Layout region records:
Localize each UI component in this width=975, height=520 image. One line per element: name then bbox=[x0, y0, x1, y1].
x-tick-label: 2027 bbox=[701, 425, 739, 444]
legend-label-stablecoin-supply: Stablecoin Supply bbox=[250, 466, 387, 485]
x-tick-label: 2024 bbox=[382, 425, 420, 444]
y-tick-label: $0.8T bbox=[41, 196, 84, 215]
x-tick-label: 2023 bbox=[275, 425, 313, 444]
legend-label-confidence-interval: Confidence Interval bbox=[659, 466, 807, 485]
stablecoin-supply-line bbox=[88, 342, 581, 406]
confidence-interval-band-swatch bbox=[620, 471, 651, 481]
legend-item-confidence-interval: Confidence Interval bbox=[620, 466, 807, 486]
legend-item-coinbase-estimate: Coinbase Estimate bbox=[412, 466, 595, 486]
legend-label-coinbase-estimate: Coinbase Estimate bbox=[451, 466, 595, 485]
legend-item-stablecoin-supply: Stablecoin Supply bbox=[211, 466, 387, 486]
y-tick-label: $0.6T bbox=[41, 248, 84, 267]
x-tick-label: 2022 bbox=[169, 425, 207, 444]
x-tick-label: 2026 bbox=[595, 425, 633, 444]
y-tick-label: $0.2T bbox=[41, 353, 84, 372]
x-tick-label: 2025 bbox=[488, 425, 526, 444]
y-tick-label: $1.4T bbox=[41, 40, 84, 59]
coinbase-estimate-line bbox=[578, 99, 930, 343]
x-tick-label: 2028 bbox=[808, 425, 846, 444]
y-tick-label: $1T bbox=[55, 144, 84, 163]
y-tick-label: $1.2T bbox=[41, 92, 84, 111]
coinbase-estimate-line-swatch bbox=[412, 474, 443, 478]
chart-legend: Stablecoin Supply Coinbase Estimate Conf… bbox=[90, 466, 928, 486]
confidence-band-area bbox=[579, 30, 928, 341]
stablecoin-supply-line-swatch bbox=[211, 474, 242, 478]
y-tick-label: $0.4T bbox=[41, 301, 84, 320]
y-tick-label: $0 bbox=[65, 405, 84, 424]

*The problem*
Copy out the items word for word, starting at the first line and ending at the line containing "y-tick-label: $0.4T bbox=[41, 301, 84, 320]", with both of those lines included.

*Task response*
Localize each UI component in this width=975, height=520 image. One line per element: name then bbox=[x0, y0, x1, y1].
x-tick-label: 2027 bbox=[701, 425, 739, 444]
legend-label-stablecoin-supply: Stablecoin Supply bbox=[250, 466, 387, 485]
x-tick-label: 2024 bbox=[382, 425, 420, 444]
y-tick-label: $0.8T bbox=[41, 196, 84, 215]
x-tick-label: 2023 bbox=[275, 425, 313, 444]
legend-label-confidence-interval: Confidence Interval bbox=[659, 466, 807, 485]
stablecoin-supply-line bbox=[88, 342, 581, 406]
confidence-interval-band-swatch bbox=[620, 471, 651, 481]
legend-item-confidence-interval: Confidence Interval bbox=[620, 466, 807, 486]
legend-item-coinbase-estimate: Coinbase Estimate bbox=[412, 466, 595, 486]
legend-label-coinbase-estimate: Coinbase Estimate bbox=[451, 466, 595, 485]
legend-item-stablecoin-supply: Stablecoin Supply bbox=[211, 466, 387, 486]
y-tick-label: $0.6T bbox=[41, 248, 84, 267]
x-tick-label: 2022 bbox=[169, 425, 207, 444]
x-tick-label: 2026 bbox=[595, 425, 633, 444]
y-tick-label: $0.2T bbox=[41, 353, 84, 372]
x-tick-label: 2025 bbox=[488, 425, 526, 444]
y-tick-label: $1.4T bbox=[41, 40, 84, 59]
coinbase-estimate-line bbox=[578, 99, 930, 343]
x-tick-label: 2028 bbox=[808, 425, 846, 444]
y-tick-label: $1T bbox=[55, 144, 84, 163]
y-tick-label: $1.2T bbox=[41, 92, 84, 111]
coinbase-estimate-line-swatch bbox=[412, 474, 443, 478]
chart-legend: Stablecoin Supply Coinbase Estimate Conf… bbox=[90, 466, 928, 486]
confidence-band-area bbox=[579, 30, 928, 341]
stablecoin-supply-line-swatch bbox=[211, 474, 242, 478]
y-tick-label: $0.4T bbox=[41, 301, 84, 320]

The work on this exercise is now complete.